Records
____

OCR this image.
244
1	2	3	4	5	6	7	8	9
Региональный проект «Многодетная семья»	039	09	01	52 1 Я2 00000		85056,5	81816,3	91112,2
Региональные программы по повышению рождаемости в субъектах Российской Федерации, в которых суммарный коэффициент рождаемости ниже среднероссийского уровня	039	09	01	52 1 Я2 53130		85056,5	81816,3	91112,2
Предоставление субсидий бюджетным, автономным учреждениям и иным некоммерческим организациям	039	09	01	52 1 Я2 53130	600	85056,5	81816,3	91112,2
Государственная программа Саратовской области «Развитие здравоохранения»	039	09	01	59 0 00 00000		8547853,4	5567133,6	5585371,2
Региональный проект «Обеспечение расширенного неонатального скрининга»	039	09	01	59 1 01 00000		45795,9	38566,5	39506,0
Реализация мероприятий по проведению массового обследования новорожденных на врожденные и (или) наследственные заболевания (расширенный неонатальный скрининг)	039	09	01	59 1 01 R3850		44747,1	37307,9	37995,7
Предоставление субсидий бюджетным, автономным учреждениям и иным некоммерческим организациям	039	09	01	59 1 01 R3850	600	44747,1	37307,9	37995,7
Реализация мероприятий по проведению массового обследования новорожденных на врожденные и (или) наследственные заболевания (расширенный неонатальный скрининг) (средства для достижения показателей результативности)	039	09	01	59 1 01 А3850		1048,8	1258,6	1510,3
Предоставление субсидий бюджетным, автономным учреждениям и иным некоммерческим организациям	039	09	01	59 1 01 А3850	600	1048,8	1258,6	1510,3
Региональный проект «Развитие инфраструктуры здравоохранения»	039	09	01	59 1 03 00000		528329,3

____

Gather each line of the listing that holds the string "учреждениям".

◆ Answer for this exercise ◆
Предоставление субсидий бюджетным, автономным учреждениям и иным некоммерческим организациям	039	09	01	52 1 Я2 53130	600	85056,5	81816,3	91112,2
Предоставление субсидий бюджетным, автономным учреждениям и иным некоммерческим организациям	039	09	01	59 1 01 R3850	600	44747,1	37307,9	37995,7
Предоставление субсидий бюджетным, автономным учреждениям и иным некоммерческим организациям	039	09	01	59 1 01 А3850	600	1048,8	1258,6	1510,3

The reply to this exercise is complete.